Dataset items
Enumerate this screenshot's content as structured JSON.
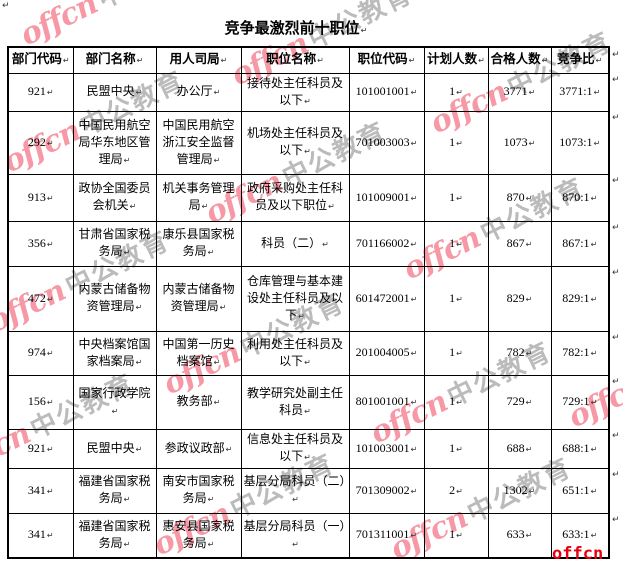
{
  "document": {
    "title": "竞争最激烈前十职位",
    "paragraph_mark": "↵"
  },
  "watermark": {
    "brand_latin": "offcn",
    "brand_chinese": "中公教育",
    "latin_color": "#f0455c",
    "chinese_color": "#8f8f8f",
    "corner_logo_text": "offcn",
    "corner_logo_color": "#e60012"
  },
  "table": {
    "headers": [
      "部门代码",
      "部门名称",
      "用人司局",
      "职位名称",
      "职位代码",
      "计划人数",
      "合格人数",
      "竞争比"
    ],
    "rows": [
      [
        "921",
        "民盟中央",
        "办公厅",
        "接待处主任科员及以下",
        "101001001",
        "1",
        "3771",
        "3771:1"
      ],
      [
        "292",
        "中国民用航空局华东地区管理局",
        "中国民用航空浙江安全监督管理局",
        "机场处主任科员及以下",
        "701003003",
        "1",
        "1073",
        "1073:1"
      ],
      [
        "913",
        "政协全国委员会机关",
        "机关事务管理局",
        "政府采购处主任科员及以下职位",
        "101009001",
        "1",
        "870",
        "870:1"
      ],
      [
        "356",
        "甘肃省国家税务局",
        "康乐县国家税务局",
        "科员（二）",
        "701166002",
        "1",
        "867",
        "867:1"
      ],
      [
        "472",
        "内蒙古储备物资管理局",
        "内蒙古储备物资管理局",
        "仓库管理与基本建设处主任科员及以下",
        "601472001",
        "1",
        "829",
        "829:1"
      ],
      [
        "974",
        "中央档案馆国家档案局",
        "中国第一历史档案馆",
        "利用处主任科员及以下",
        "201004005",
        "1",
        "782",
        "782:1"
      ],
      [
        "156",
        "国家行政学院",
        "教务部",
        "教学研究处副主任科员",
        "801001001",
        "1",
        "729",
        "729:1"
      ],
      [
        "921",
        "民盟中央",
        "参政议政部",
        "信息处主任科员及以下",
        "101003001",
        "1",
        "688",
        "688:1"
      ],
      [
        "341",
        "福建省国家税务局",
        "南安市国家税务局",
        "基层分局科员（二）",
        "701309002",
        "2",
        "1302",
        "651:1"
      ],
      [
        "341",
        "福建省国家税务局",
        "惠安县国家税务局",
        "基层分局科员（一）",
        "701311001",
        "1",
        "633",
        "633:1"
      ]
    ]
  }
}
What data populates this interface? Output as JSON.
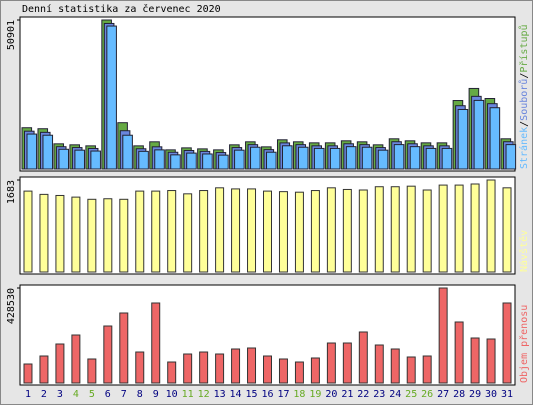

• [Written exercise]:
Search the listing for the word "offcn". Copy every line in which it occurs.

• [Task result]:
    "brand_latin": "offcn",
    "corner_logo_text": "offcn",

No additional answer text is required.